(Raw records)
⟨

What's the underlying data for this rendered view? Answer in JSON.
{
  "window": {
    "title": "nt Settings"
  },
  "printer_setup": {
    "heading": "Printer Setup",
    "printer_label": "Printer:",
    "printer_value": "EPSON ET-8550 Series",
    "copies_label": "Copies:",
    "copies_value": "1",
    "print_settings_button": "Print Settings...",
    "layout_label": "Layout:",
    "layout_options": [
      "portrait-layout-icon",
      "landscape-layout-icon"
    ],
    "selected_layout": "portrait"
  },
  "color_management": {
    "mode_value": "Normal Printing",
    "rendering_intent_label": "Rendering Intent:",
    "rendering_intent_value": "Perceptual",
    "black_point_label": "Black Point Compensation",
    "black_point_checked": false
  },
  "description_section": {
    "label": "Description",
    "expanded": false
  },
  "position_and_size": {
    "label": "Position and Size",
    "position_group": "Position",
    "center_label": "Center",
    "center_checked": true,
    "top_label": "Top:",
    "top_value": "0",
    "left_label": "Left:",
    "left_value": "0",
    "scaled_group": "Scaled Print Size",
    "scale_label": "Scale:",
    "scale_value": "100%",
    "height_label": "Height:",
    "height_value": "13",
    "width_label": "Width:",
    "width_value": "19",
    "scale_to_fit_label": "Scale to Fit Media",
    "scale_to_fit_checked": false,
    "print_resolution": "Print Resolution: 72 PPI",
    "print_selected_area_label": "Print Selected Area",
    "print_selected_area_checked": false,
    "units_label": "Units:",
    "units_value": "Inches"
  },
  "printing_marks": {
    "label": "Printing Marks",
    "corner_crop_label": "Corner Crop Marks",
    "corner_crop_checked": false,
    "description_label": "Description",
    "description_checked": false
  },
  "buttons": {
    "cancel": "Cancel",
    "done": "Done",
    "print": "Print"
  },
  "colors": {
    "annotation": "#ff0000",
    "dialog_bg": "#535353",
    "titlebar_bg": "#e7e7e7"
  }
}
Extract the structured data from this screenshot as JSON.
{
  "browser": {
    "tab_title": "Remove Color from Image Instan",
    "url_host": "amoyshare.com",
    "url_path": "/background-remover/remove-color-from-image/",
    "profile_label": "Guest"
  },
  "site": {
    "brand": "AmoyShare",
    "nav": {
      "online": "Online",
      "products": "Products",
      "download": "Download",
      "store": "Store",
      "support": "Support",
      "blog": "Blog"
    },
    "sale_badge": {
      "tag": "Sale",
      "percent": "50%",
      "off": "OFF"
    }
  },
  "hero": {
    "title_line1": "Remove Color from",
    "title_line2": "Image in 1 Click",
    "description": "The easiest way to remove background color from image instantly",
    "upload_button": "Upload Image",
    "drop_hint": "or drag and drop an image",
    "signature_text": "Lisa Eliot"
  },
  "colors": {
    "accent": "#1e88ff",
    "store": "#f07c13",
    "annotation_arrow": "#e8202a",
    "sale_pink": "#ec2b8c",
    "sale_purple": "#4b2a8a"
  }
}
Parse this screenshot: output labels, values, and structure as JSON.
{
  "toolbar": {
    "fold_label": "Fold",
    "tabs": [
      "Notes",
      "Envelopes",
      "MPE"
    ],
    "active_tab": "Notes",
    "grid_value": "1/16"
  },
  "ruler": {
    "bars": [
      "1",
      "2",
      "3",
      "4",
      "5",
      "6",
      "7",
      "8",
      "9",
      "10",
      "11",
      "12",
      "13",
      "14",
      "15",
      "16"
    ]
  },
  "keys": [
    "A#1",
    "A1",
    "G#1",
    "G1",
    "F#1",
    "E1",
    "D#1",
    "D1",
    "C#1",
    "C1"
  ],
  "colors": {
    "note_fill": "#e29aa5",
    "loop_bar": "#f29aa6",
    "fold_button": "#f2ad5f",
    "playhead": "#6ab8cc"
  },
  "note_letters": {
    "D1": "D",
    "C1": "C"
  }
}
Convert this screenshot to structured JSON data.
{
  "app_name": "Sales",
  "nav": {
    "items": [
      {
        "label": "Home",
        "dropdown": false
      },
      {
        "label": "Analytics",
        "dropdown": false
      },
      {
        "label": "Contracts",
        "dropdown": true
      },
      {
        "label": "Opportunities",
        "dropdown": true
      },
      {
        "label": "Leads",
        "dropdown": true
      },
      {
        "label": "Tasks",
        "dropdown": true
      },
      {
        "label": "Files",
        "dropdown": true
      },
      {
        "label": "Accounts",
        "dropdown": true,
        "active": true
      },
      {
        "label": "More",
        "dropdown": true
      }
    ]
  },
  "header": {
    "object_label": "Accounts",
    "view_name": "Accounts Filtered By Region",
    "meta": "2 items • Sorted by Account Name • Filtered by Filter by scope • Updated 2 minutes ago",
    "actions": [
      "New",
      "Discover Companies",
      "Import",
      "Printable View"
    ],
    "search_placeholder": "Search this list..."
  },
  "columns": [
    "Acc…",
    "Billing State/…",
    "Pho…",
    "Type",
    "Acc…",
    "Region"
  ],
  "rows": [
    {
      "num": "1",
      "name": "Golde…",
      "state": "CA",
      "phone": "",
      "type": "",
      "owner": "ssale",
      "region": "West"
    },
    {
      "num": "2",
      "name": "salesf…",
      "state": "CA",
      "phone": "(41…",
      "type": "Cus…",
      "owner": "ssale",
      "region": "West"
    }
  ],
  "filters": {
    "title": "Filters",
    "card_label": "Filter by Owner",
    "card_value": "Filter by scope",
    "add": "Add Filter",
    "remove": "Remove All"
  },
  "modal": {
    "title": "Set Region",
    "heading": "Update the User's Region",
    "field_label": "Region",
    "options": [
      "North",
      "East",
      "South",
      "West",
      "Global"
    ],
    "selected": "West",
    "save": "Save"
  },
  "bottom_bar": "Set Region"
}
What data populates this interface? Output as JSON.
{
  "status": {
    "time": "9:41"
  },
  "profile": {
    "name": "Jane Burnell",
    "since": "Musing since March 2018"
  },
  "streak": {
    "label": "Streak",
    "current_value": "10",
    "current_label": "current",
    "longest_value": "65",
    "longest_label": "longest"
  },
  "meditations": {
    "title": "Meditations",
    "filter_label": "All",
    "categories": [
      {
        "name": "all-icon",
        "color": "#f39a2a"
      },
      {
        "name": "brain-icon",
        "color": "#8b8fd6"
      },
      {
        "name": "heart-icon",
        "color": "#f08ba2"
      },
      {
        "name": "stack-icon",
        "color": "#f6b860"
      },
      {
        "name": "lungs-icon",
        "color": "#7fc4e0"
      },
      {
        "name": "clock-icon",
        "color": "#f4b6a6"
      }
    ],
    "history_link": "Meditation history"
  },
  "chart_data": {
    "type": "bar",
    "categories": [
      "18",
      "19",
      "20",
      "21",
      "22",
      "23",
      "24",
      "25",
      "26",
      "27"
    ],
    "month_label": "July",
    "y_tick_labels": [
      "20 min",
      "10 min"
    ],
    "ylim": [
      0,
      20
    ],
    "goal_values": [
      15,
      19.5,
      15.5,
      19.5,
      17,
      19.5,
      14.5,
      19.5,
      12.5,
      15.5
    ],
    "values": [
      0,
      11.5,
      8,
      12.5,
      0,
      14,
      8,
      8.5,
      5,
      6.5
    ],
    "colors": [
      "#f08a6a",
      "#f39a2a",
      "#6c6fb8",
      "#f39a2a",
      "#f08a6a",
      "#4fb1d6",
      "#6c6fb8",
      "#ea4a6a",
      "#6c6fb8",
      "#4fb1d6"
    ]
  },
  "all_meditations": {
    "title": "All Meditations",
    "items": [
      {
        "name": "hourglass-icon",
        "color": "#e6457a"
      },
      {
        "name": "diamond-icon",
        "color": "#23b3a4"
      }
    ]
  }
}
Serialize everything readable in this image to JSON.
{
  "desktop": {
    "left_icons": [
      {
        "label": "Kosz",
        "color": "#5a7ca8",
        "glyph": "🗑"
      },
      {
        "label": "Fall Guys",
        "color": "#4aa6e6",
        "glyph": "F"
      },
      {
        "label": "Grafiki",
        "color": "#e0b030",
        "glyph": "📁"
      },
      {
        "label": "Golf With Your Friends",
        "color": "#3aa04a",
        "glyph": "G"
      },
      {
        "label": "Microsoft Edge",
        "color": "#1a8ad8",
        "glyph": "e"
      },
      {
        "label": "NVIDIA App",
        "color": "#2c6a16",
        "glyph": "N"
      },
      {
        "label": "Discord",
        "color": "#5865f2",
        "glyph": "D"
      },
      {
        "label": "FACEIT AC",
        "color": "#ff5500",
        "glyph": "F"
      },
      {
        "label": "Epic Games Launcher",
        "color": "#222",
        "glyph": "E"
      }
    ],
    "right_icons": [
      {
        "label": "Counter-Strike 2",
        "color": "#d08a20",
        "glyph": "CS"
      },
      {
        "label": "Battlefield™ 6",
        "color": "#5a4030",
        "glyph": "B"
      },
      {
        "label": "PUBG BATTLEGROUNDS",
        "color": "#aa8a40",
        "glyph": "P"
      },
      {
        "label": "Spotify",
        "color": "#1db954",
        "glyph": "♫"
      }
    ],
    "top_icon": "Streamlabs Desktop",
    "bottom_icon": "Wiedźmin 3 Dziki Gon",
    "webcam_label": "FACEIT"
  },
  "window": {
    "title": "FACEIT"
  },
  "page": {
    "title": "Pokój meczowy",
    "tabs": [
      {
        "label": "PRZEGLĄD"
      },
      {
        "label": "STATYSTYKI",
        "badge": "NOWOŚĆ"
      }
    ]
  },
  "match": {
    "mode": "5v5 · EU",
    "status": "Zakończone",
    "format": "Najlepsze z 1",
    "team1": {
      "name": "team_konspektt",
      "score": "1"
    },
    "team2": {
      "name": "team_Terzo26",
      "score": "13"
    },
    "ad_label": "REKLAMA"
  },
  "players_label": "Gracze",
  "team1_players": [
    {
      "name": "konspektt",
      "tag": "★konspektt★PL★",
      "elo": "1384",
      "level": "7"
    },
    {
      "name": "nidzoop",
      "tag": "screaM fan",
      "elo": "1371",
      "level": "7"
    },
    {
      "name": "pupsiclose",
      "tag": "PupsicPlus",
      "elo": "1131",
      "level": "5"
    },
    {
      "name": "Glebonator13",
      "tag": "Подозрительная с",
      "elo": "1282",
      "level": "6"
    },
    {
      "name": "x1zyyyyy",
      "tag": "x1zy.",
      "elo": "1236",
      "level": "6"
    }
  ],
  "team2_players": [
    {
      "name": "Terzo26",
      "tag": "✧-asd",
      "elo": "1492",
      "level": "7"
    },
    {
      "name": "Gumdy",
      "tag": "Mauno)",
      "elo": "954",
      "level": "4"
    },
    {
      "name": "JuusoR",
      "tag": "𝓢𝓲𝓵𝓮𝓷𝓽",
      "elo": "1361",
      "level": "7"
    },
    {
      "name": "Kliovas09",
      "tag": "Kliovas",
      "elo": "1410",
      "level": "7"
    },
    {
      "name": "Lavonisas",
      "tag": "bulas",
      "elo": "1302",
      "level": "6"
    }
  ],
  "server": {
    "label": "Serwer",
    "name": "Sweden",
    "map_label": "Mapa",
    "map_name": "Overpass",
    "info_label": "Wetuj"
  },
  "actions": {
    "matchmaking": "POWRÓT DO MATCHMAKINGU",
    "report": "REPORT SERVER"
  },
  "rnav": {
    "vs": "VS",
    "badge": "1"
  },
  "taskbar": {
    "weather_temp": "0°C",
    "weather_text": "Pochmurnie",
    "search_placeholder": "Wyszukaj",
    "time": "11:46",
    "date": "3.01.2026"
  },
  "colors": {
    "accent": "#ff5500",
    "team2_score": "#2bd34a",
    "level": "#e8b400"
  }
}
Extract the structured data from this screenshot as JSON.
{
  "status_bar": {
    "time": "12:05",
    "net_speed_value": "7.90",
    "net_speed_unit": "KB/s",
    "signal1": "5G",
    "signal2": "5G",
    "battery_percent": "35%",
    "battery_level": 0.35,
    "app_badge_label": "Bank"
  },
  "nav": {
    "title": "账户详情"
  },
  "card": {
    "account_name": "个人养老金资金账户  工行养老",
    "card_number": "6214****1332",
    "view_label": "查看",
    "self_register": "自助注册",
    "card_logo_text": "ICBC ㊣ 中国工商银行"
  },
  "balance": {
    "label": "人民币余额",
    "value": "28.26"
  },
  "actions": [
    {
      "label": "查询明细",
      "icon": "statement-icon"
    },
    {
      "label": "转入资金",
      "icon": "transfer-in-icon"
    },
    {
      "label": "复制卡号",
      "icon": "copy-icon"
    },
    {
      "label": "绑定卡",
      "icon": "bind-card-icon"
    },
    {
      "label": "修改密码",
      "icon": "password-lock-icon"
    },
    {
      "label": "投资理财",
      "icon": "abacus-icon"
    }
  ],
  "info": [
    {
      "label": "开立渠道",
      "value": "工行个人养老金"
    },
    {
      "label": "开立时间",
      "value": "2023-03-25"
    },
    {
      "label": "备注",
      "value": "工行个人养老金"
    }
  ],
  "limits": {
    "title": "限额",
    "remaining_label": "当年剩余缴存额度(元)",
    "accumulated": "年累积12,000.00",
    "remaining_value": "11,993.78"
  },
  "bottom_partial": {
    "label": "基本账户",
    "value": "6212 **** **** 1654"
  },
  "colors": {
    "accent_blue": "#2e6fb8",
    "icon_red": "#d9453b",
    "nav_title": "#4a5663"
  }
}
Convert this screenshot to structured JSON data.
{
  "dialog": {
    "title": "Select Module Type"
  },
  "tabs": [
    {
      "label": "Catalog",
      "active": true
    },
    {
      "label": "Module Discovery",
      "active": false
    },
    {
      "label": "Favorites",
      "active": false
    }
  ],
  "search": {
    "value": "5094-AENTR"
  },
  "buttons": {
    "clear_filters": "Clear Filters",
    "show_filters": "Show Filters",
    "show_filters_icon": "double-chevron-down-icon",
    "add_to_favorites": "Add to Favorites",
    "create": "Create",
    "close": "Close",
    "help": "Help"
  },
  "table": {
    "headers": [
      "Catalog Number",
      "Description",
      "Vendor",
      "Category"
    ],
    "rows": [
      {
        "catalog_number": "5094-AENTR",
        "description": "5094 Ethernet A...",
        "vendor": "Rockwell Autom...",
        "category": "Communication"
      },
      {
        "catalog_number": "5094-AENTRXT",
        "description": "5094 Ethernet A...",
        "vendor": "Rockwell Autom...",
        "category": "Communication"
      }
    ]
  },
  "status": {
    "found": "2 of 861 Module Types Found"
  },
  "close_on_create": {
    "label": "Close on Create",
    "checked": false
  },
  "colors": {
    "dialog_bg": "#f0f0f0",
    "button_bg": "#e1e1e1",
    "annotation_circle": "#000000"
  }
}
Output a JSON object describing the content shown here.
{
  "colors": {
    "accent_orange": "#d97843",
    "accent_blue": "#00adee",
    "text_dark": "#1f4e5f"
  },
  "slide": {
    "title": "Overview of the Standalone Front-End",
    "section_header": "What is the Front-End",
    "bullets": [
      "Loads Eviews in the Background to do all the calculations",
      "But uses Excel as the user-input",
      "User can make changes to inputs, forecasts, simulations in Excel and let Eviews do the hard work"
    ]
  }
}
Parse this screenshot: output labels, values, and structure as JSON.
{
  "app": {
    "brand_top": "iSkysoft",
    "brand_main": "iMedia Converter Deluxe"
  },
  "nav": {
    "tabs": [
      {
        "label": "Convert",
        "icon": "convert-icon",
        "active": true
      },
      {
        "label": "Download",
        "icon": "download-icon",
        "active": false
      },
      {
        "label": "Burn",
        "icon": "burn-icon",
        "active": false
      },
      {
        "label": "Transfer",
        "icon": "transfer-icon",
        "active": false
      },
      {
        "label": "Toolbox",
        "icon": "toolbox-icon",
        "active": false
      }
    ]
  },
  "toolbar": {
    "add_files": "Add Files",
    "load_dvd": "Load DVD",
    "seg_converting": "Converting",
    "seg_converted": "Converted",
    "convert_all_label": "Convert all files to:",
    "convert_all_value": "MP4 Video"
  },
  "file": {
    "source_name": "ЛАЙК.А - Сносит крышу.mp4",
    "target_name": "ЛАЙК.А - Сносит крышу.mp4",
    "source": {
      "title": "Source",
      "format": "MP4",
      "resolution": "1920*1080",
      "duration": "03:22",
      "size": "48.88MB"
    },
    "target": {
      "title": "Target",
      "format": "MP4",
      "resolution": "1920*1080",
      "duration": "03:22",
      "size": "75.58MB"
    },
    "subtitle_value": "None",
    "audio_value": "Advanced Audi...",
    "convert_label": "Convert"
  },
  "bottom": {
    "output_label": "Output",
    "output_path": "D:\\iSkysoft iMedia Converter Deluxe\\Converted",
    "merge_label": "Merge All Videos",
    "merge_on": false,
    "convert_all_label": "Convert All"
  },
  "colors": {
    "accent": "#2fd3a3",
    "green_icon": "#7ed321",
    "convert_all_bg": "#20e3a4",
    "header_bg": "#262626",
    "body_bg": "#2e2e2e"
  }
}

⟩

### [Aim of the task]
Identify each line in the entries with the word "West" and copy it.

### [Written answer]
      "region": "West"
      "region": "West"
      "West",
    "selected": "West",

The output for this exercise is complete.